• DIRECTION
Exactly reproduce the lines that follow.
START DATA FOR PROCESSING
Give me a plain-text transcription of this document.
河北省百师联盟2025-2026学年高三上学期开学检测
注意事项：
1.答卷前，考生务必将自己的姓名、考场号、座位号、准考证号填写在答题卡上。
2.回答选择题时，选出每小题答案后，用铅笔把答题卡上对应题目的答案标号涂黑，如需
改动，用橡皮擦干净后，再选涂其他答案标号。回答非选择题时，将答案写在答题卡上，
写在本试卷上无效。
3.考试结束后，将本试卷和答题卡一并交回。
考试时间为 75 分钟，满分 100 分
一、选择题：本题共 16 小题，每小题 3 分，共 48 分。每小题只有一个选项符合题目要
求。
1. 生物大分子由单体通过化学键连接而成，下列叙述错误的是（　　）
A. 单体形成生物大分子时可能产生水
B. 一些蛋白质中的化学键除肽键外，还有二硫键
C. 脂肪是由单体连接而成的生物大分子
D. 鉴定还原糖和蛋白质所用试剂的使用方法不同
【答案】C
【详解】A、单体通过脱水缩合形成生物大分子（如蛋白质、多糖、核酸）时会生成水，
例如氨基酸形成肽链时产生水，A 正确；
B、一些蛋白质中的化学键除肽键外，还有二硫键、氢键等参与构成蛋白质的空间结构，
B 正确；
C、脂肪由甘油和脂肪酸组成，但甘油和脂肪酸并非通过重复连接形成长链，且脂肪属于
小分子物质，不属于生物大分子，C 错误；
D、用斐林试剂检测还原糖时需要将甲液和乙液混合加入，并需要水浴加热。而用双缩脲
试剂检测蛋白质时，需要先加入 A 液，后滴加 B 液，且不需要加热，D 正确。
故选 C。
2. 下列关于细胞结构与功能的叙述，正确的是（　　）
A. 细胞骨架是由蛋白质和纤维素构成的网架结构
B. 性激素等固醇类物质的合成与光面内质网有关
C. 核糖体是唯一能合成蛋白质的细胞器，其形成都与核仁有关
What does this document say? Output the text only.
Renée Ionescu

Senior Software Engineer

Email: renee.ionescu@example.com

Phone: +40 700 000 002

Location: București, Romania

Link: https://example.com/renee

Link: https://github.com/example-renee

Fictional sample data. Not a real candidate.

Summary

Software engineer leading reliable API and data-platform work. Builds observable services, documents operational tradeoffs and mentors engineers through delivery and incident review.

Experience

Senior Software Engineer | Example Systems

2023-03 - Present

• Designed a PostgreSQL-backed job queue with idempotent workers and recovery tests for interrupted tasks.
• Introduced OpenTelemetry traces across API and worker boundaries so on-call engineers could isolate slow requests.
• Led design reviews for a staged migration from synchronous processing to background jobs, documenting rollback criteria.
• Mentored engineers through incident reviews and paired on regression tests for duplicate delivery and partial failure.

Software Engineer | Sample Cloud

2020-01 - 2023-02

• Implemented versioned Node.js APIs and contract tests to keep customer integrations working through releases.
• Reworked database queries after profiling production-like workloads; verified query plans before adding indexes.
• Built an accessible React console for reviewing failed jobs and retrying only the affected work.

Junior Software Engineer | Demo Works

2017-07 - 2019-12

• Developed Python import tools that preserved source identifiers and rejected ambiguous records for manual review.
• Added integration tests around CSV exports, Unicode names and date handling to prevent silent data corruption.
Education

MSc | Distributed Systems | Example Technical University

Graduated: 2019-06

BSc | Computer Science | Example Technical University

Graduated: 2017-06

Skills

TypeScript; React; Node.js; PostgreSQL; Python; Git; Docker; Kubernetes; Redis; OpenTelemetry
END DATA FOR PROCESSING
• THE ANSWER
Give me a plain-text transcription of this document.
河北省百师联盟2025-2026学年高三上学期开学检测
注意事项：
1.答卷前，考生务必将自己的姓名、考场号、座位号、准考证号填写在答题卡上。
2.回答选择题时，选出每小题答案后，用铅笔把答题卡上对应题目的答案标号涂黑，如需
改动，用橡皮擦干净后，再选涂其他答案标号。回答非选择题时，将答案写在答题卡上，
写在本试卷上无效。
3.考试结束后，将本试卷和答题卡一并交回。
考试时间为 75 分钟，满分 100 分
一、选择题：本题共 16 小题，每小题 3 分，共 48 分。每小题只有一个选项符合题目要
求。
1. 生物大分子由单体通过化学键连接而成，下列叙述错误的是（　　）
A. 单体形成生物大分子时可能产生水
B. 一些蛋白质中的化学键除肽键外，还有二硫键
C. 脂肪是由单体连接而成的生物大分子
D. 鉴定还原糖和蛋白质所用试剂的使用方法不同
【答案】C
【详解】A、单体通过脱水缩合形成生物大分子（如蛋白质、多糖、核酸）时会生成水，
例如氨基酸形成肽链时产生水，A 正确；
B、一些蛋白质中的化学键除肽键外，还有二硫键、氢键等参与构成蛋白质的空间结构，
B 正确；
C、脂肪由甘油和脂肪酸组成，但甘油和脂肪酸并非通过重复连接形成长链，且脂肪属于
小分子物质，不属于生物大分子，C 错误；
D、用斐林试剂检测还原糖时需要将甲液和乙液混合加入，并需要水浴加热。而用双缩脲
试剂检测蛋白质时，需要先加入 A 液，后滴加 B 液，且不需要加热，D 正确。
故选 C。
2. 下列关于细胞结构与功能的叙述，正确的是（　　）
A. 细胞骨架是由蛋白质和纤维素构成的网架结构
B. 性激素等固醇类物质的合成与光面内质网有关
C. 核糖体是唯一能合成蛋白质的细胞器，其形成都与核仁有关
What does this document say? Output the text only.
Renée Ionescu

Senior Software Engineer

Email: renee.ionescu@example.com

Phone: +40 700 000 002

Location: București, Romania

Link: https://example.com/renee

Link: https://github.com/example-renee

Fictional sample data. Not a real candidate.

Summary

Software engineer leading reliable API and data-platform work. Builds observable services, documents operational tradeoffs and mentors engineers through delivery and incident review.

Experience

Senior Software Engineer | Example Systems

2023-03 - Present

• Designed a PostgreSQL-backed job queue with idempotent workers and recovery tests for interrupted tasks.
• Introduced OpenTelemetry traces across API and worker boundaries so on-call engineers could isolate slow requests.
• Led design reviews for a staged migration from synchronous processing to background jobs, documenting rollback criteria.
• Mentored engineers through incident reviews and paired on regression tests for duplicate delivery and partial failure.

Software Engineer | Sample Cloud

2020-01 - 2023-02

• Implemented versioned Node.js APIs and contract tests to keep customer integrations working through releases.
• Reworked database queries after profiling production-like workloads; verified query plans before adding indexes.
• Built an accessible React console for reviewing failed jobs and retrying only the affected work.

Junior Software Engineer | Demo Works

2017-07 - 2019-12

• Developed Python import tools that preserved source identifiers and rejected ambiguous records for manual review.
• Added integration tests around CSV exports, Unicode names and date handling to prevent silent data corruption.
Education

MSc | Distributed Systems | Example Technical University

Graduated: 2019-06

BSc | Computer Science | Example Technical University

Graduated: 2017-06

Skills

TypeScript; React; Node.js; PostgreSQL; Python; Git; Docker; Kubernetes; Redis; OpenTelemetry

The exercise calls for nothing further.